- [EXERCISE DETAILS]
Report every line of the records below that contains the word "turning".

** ENTRIES PROVIDED follows **

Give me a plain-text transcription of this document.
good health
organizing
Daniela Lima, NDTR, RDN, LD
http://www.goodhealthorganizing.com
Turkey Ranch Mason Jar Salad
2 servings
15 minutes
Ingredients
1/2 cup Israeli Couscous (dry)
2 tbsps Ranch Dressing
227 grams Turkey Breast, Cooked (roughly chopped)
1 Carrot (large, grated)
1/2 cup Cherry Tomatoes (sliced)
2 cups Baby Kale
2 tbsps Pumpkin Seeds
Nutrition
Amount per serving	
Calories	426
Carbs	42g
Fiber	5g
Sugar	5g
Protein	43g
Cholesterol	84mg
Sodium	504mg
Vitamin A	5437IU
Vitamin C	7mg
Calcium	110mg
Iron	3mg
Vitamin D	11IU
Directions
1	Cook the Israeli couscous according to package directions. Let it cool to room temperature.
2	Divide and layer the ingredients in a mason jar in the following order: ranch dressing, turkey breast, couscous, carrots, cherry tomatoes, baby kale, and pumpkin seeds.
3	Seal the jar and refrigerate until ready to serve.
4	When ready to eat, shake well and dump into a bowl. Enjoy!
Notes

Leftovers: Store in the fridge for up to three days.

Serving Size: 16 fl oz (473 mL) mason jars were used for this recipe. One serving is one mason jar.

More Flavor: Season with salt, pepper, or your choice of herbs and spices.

** End of ENTRIES PROVIDED **
** ENTRIES PROVIDED follows **

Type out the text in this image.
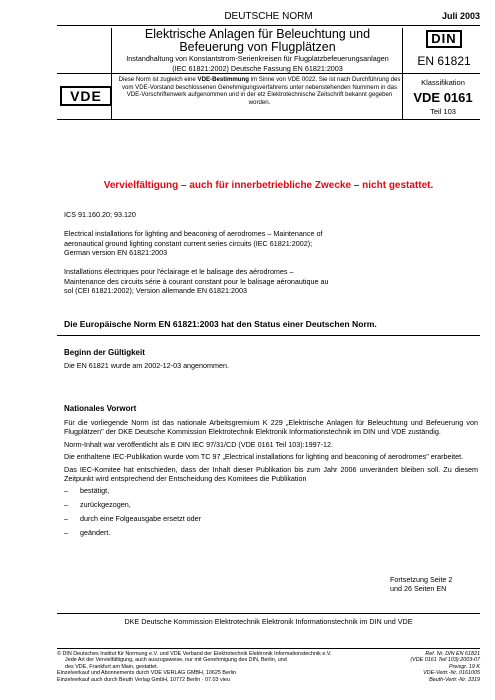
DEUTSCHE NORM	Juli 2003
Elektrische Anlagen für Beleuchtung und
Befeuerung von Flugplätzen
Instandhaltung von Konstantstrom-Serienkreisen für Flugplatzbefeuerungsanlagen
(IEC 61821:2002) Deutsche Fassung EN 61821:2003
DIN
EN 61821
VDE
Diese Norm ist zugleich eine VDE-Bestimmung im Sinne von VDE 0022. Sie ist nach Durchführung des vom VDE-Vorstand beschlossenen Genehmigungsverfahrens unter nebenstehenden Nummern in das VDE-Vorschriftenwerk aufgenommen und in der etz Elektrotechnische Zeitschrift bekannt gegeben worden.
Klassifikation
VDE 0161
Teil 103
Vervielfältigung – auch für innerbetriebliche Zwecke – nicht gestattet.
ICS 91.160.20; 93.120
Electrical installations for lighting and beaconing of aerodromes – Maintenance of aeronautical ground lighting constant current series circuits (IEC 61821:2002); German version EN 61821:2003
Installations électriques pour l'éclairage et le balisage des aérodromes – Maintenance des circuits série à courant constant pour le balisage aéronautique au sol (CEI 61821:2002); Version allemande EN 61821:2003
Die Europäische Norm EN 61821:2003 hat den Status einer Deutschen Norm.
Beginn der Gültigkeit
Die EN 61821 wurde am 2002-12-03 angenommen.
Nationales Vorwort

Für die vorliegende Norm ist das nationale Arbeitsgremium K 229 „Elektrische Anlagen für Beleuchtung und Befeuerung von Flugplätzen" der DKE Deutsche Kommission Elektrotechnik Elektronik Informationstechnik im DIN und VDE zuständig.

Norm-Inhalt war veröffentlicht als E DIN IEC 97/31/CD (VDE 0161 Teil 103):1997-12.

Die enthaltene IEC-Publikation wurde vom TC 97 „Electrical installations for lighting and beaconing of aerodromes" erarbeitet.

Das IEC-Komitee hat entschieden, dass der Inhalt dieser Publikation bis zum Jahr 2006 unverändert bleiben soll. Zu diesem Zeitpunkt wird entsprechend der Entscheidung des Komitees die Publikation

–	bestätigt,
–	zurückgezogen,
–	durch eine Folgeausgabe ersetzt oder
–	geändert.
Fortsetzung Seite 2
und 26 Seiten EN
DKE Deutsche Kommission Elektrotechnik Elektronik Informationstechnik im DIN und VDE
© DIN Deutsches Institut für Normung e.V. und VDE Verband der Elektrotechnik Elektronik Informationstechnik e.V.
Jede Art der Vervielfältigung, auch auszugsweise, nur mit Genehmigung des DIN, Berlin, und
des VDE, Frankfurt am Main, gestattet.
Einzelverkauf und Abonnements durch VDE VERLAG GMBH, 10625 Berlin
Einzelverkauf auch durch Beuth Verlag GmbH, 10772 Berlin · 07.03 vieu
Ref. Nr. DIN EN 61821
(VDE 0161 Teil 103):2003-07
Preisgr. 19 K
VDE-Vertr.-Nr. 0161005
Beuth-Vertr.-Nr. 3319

** End of ENTRIES PROVIDED **
** ENTRIES PROVIDED follows **

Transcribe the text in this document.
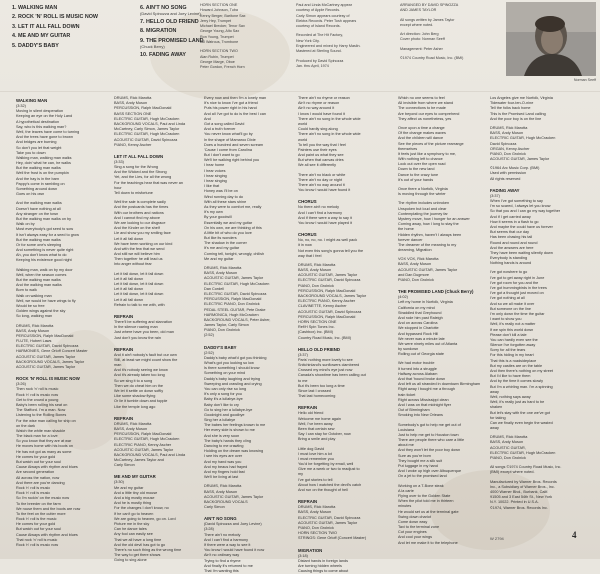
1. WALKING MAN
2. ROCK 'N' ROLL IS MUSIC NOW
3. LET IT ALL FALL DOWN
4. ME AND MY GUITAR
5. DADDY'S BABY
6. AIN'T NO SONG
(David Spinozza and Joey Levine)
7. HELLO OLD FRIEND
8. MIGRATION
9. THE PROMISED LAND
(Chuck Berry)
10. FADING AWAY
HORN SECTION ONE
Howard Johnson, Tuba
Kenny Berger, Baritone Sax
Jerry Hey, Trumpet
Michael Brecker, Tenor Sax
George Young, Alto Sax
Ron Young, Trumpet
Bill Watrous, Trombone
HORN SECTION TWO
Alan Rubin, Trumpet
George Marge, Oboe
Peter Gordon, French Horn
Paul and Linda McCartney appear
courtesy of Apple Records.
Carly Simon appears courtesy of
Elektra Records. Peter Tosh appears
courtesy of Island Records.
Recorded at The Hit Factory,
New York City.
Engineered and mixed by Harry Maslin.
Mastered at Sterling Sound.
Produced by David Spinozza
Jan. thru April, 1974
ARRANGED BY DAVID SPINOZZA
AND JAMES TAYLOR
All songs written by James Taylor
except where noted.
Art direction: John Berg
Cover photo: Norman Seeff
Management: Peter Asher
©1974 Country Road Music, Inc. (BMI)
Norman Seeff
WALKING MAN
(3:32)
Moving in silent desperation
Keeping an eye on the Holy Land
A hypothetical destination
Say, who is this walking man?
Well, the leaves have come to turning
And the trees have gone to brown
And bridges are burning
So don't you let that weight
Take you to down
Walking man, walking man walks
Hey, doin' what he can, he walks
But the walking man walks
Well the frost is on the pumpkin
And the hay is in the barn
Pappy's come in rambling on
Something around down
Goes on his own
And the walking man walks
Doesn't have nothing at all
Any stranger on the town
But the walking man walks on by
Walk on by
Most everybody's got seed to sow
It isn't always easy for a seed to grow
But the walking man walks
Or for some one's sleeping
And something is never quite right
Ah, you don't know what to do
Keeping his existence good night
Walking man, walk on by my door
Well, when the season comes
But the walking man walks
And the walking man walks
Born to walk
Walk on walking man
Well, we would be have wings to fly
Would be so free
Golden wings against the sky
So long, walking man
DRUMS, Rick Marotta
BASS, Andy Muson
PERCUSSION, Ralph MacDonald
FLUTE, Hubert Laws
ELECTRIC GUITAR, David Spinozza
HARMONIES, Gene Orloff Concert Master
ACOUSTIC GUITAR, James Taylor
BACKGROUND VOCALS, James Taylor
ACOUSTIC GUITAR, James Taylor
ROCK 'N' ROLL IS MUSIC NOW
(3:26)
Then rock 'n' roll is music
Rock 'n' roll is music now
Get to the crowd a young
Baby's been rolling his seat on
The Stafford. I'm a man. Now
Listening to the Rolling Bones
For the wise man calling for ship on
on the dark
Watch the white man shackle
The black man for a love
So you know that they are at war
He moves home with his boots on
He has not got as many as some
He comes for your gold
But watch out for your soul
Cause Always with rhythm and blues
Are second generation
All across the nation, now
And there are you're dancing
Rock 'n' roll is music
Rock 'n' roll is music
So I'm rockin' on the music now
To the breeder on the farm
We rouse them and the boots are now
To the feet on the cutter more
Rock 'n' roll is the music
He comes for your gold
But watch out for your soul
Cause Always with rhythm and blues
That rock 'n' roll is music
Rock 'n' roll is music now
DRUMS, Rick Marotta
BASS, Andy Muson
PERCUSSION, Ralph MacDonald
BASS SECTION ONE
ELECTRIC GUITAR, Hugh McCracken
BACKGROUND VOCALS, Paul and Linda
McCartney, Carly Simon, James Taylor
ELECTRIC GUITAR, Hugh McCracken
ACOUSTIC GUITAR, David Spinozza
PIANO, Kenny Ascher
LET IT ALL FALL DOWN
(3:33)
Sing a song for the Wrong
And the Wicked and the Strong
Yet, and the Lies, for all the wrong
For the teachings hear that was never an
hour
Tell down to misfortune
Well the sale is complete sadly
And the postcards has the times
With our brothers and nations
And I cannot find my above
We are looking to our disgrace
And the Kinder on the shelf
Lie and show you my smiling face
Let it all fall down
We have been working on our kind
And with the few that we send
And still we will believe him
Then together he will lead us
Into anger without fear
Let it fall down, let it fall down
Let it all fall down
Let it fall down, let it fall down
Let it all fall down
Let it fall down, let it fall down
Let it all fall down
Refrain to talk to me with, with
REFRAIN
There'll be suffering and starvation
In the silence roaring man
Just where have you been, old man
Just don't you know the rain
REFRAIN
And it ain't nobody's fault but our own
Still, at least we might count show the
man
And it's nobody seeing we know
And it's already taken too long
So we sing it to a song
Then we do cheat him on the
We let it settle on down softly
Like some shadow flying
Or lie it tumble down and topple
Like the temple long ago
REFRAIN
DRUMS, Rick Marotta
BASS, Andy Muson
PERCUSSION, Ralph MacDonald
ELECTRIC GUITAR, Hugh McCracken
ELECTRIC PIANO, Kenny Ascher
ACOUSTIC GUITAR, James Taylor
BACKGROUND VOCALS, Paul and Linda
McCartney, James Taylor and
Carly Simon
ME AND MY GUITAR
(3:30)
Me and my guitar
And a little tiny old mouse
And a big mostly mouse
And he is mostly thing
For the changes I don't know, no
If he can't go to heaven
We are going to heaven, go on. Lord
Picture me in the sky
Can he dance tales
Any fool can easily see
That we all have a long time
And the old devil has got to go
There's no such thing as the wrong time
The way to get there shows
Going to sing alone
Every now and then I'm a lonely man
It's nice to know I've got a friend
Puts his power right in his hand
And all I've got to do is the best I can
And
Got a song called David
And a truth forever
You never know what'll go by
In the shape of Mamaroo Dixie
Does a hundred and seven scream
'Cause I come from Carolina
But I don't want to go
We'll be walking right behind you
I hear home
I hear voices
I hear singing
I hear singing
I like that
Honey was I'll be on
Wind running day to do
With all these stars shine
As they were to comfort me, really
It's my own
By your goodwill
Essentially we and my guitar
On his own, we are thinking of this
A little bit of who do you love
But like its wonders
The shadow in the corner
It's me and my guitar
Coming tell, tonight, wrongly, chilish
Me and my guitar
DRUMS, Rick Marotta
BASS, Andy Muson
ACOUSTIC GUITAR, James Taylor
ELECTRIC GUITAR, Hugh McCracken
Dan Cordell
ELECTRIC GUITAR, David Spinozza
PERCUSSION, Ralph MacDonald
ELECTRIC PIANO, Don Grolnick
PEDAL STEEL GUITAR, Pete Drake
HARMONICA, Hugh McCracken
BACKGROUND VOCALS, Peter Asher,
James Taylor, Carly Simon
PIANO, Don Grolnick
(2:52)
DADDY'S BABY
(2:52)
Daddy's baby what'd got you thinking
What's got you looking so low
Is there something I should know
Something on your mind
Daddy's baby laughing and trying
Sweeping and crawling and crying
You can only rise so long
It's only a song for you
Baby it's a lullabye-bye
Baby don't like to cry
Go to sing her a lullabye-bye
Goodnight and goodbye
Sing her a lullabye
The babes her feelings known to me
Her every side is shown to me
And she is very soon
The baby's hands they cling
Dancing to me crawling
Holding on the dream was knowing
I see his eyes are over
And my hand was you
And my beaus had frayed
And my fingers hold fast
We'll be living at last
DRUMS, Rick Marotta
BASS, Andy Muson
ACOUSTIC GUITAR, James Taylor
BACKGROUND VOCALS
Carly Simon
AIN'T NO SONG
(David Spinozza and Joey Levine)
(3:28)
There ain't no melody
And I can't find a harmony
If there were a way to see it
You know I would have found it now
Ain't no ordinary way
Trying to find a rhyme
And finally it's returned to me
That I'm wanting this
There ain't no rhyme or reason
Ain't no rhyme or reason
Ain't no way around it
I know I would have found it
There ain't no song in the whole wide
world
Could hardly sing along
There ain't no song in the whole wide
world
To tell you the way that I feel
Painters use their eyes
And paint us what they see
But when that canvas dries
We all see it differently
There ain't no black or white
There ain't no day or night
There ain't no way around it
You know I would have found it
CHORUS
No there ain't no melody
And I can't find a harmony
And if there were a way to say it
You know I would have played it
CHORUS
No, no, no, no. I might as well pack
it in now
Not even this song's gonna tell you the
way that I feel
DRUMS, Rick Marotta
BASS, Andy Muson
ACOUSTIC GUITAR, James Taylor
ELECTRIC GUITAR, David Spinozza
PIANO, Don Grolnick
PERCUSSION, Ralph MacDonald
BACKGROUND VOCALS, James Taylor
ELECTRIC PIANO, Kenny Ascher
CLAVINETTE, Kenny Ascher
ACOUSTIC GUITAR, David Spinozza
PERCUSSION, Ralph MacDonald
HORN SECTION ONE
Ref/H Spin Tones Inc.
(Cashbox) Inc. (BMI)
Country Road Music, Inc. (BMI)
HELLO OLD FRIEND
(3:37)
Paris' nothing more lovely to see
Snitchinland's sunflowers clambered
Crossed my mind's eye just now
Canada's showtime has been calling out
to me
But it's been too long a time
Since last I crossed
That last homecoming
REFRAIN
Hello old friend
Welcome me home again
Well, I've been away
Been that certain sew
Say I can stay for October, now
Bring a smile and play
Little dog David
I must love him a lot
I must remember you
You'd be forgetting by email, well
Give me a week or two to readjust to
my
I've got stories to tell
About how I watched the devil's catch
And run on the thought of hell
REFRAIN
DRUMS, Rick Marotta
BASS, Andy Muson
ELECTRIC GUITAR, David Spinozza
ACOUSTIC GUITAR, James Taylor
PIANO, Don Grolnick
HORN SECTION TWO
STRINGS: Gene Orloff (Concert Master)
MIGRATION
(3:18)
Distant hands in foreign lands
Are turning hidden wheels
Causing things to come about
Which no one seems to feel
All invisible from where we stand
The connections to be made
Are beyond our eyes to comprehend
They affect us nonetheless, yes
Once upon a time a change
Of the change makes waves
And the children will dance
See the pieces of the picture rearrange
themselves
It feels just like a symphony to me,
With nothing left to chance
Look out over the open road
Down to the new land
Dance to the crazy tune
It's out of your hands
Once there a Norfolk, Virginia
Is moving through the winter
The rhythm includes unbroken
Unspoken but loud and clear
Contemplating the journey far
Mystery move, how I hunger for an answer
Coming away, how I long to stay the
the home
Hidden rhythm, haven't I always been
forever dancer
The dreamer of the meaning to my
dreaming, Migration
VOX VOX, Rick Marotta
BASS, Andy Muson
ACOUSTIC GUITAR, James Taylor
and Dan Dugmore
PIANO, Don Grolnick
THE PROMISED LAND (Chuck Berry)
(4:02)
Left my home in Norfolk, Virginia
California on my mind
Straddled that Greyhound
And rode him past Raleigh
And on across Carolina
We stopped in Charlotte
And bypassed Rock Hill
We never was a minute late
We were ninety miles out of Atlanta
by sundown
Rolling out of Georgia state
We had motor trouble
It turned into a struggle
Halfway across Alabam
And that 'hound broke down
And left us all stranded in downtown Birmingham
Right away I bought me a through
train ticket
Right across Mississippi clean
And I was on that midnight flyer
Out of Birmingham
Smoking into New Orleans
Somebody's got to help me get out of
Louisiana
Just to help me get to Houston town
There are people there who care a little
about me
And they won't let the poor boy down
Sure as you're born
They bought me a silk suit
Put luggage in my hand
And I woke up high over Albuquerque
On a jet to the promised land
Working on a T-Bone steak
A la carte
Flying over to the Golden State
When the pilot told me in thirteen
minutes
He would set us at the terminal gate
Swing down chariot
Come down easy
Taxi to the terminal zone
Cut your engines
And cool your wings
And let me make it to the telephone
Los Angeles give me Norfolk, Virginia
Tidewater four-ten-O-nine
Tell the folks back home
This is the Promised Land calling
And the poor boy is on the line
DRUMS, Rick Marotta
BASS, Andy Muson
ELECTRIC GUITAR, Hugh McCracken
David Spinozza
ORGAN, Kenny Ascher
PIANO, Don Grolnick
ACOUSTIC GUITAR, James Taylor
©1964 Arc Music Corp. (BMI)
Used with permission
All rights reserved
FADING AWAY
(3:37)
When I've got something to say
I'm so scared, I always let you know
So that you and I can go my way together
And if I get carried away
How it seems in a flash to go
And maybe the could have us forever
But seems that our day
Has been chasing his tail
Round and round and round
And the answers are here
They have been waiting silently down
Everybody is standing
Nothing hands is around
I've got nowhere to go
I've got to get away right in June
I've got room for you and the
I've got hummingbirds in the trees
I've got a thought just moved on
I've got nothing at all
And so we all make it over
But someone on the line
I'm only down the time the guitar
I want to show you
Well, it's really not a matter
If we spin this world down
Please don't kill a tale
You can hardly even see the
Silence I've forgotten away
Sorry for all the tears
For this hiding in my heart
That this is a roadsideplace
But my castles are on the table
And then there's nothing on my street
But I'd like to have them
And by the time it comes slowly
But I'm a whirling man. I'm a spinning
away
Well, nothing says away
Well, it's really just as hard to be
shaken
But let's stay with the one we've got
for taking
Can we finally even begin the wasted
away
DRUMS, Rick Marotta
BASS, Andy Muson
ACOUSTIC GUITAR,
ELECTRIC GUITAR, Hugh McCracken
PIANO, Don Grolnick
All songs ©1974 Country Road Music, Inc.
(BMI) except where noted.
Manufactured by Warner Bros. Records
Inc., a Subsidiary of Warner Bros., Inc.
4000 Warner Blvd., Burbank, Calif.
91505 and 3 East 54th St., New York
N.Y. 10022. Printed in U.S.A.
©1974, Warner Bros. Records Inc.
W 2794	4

** End of ENTRIES PROVIDED **

- [FINAL ANSWER]
Well, the leaves have come to turning
Are turning hidden wheels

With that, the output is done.